Word for word, repeat the entries, minus the pictures.

───── Raw data

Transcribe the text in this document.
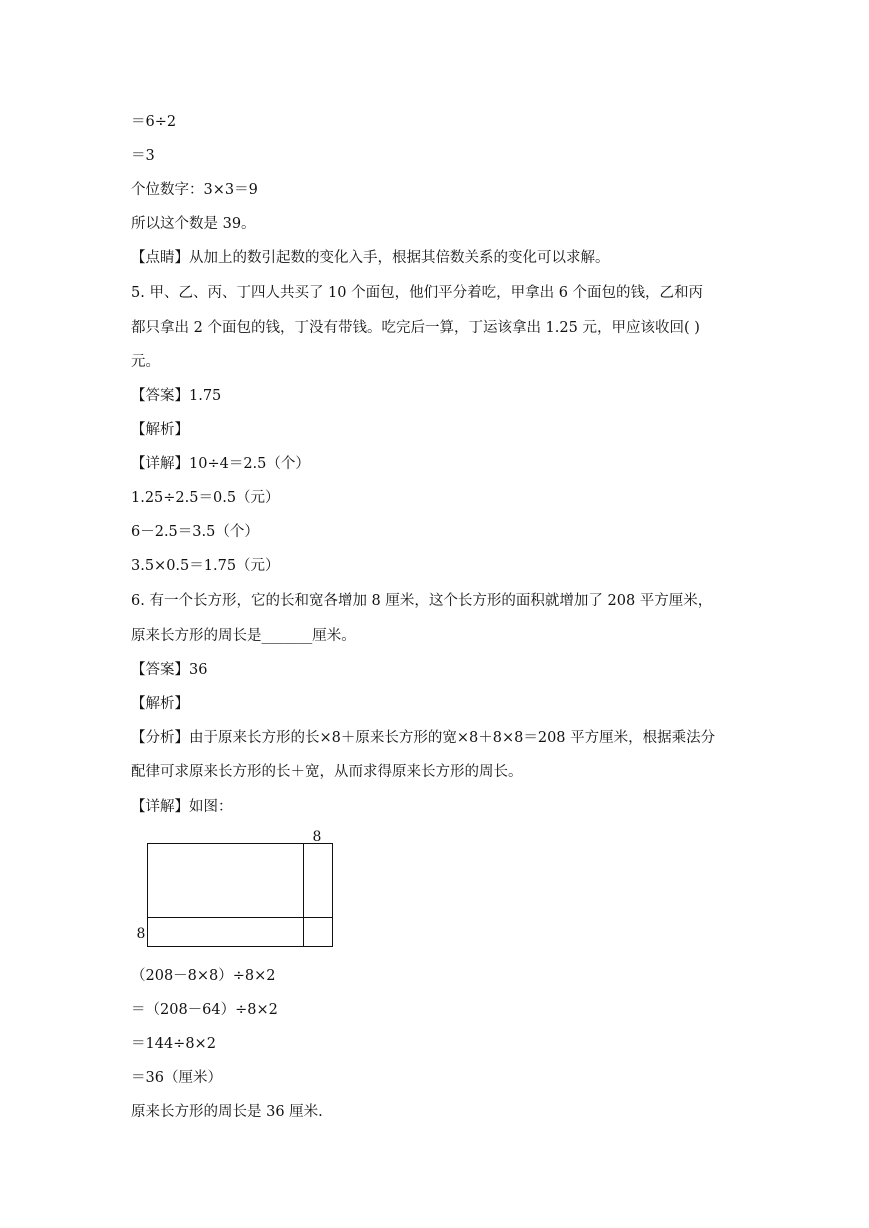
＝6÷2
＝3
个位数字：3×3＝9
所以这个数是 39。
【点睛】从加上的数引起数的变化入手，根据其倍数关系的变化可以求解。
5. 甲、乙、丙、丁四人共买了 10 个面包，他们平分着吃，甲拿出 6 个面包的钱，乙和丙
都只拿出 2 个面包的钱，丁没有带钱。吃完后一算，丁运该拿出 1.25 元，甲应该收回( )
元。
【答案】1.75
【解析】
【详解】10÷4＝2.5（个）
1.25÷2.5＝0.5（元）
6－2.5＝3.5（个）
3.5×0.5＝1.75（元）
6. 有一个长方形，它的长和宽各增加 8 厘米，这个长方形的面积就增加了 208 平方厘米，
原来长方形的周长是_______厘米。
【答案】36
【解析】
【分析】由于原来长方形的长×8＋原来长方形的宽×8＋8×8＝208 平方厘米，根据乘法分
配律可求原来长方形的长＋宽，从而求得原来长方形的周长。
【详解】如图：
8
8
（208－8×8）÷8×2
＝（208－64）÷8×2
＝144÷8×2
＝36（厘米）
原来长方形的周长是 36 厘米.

──────────

### Solution to this exercise
Transcribe the text in this document.
＝6÷2
＝3
个位数字：3×3＝9
所以这个数是 39。
【点睛】从加上的数引起数的变化入手，根据其倍数关系的变化可以求解。
5. 甲、乙、丙、丁四人共买了 10 个面包，他们平分着吃，甲拿出 6 个面包的钱，乙和丙
都只拿出 2 个面包的钱，丁没有带钱。吃完后一算，丁运该拿出 1.25 元，甲应该收回( )
元。
【答案】1.75
【解析】
【详解】10÷4＝2.5（个）
1.25÷2.5＝0.5（元）
6－2.5＝3.5（个）
3.5×0.5＝1.75（元）
6. 有一个长方形，它的长和宽各增加 8 厘米，这个长方形的面积就增加了 208 平方厘米，
原来长方形的周长是_______厘米。
【答案】36
【解析】
【分析】由于原来长方形的长×8＋原来长方形的宽×8＋8×8＝208 平方厘米，根据乘法分
配律可求原来长方形的长＋宽，从而求得原来长方形的周长。
【详解】如图：
8
8
（208－8×8）÷8×2
＝（208－64）÷8×2
＝144÷8×2
＝36（厘米）
原来长方形的周长是 36 厘米.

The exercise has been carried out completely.